- **List of tasks**:
• 1. Name each thing the baptism service sermon says was present when Peter preached on the day of Pentecost.
• 2. Please pull out every line of the rows that contains the string "speed".

* START Text to read *

August 20th 2017: Gareth Edwards – Baptism Service

Reading: Colossians 2:6-15, Preaching: Acts 2

Today is not about Meg, it’s about the Lord Jesus Christ. It is all about what He has done, not what Meg has done. What Megan is doing is a response to what Jesus has done, ‘Peter said to them, “Repent and be baptised every one of you in the name of Jesus Christ for the forgiveness of your sins, and you will receive the gift of the Holy Spirit. For the promise is for you and for your children and for all who are far off, everyone whom the Lord our God calls to Himself.”’ (Act 2:38-39).

When Peter preached on the day of Pentecost there was: conviction, conversion and consolation.

* END Text to read *
* START Input *

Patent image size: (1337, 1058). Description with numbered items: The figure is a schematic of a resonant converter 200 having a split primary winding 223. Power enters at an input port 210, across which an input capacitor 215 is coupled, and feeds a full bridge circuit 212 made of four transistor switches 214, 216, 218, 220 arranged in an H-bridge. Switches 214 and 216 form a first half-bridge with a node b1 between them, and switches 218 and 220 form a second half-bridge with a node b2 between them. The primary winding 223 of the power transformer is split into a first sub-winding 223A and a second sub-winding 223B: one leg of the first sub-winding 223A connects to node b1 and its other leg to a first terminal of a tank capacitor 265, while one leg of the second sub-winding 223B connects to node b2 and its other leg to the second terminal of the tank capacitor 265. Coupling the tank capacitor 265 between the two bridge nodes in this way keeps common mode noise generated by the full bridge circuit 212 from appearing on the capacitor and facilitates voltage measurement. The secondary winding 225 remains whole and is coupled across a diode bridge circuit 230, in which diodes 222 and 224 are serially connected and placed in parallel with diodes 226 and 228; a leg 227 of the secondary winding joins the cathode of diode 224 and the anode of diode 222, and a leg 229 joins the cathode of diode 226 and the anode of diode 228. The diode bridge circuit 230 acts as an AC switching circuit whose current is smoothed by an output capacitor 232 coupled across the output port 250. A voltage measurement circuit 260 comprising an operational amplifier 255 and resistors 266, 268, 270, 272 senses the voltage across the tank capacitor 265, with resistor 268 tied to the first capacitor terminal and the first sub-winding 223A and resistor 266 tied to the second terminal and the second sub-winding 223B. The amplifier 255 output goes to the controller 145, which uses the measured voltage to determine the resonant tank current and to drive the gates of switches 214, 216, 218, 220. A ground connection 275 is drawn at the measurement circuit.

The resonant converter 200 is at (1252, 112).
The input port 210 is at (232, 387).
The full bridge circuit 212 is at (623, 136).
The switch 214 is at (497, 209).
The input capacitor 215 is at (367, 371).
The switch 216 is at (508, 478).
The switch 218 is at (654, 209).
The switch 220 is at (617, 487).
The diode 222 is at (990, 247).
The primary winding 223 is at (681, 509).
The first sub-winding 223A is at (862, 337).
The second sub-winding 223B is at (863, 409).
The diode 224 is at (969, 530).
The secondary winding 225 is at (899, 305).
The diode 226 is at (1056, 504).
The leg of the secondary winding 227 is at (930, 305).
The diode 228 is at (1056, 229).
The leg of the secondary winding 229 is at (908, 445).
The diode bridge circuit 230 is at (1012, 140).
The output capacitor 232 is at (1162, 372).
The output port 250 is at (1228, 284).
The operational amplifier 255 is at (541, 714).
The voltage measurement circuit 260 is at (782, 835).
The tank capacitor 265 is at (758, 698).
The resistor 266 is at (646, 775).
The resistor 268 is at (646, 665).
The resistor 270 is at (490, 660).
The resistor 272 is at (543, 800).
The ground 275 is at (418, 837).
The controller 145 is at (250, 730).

* END Input *
* START Input *

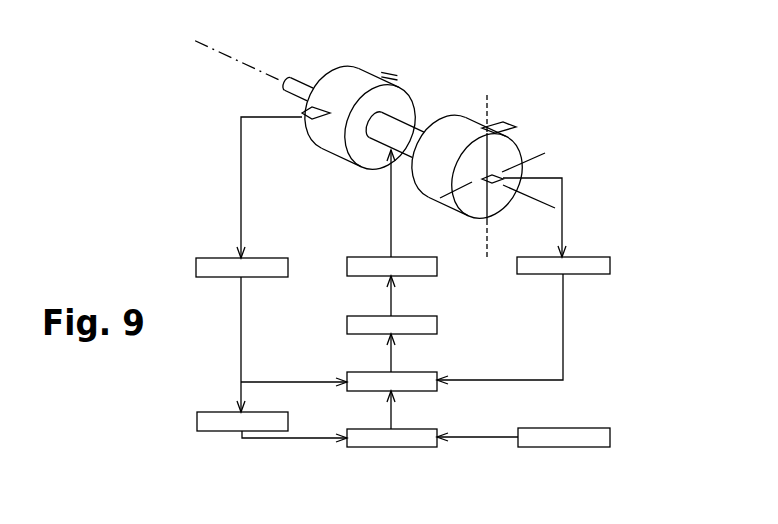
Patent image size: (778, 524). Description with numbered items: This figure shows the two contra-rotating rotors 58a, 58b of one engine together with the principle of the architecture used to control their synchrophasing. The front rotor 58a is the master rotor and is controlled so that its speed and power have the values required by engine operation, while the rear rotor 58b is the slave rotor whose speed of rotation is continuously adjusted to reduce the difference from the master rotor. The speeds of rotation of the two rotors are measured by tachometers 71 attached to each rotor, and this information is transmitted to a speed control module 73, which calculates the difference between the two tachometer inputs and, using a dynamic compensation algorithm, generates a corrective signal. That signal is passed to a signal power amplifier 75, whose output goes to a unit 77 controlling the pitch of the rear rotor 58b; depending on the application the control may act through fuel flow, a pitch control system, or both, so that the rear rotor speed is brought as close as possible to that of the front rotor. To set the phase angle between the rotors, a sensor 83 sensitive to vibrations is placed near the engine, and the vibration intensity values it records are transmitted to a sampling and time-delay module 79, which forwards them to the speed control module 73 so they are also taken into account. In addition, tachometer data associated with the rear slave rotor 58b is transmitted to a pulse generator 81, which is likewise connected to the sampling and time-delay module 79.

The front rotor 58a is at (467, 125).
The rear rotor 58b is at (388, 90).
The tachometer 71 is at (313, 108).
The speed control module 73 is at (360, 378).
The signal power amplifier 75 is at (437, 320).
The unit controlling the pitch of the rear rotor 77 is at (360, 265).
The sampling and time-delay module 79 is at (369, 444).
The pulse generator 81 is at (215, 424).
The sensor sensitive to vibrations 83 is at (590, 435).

* END Input *

- **Correct answers**:
• 1. Conviction, conversion and consolation.

• 2.
Patent image size: (778, 524). Description with numbered items: This figure shows the two contra-rotating rotors 58a, 58b of one engine together with the principle of the architecture used to control their synchrophasing. The front rotor 58a is the master rotor and is controlled so that its speed and power have the values required by engine operation, while the rear rotor 58b is the slave rotor whose speed of rotation is continuously adjusted to reduce the difference from the master rotor. The speeds of rotation of the two rotors are measured by tachometers 71 attached to each rotor, and this information is transmitted to a speed control module 73, which calculates the difference between the two tachometer inputs and, using a dynamic compensation algorithm, generates a corrective signal. That signal is passed to a signal power amplifier 75, whose output goes to a unit 77 controlling the pitch of the rear rotor 58b; depending on the application the control may act through fuel flow, a pitch control system, or both, so that the rear rotor speed is brought as close as possible to that of the front rotor. To set the phase angle between the rotors, a sensor 83 sensitive to vibrations is placed near the engine, and the vibration intensity values it records are transmitted to a sampling and time-delay module 79, which forwards them to the speed control module 73 so they are also taken into account. In addition, tachometer data associated with the rear slave rotor 58b is transmitted to a pulse generator 81, which is likewise connected to the sampling and time-delay module 79.
The speed control module 73 is at (360, 378).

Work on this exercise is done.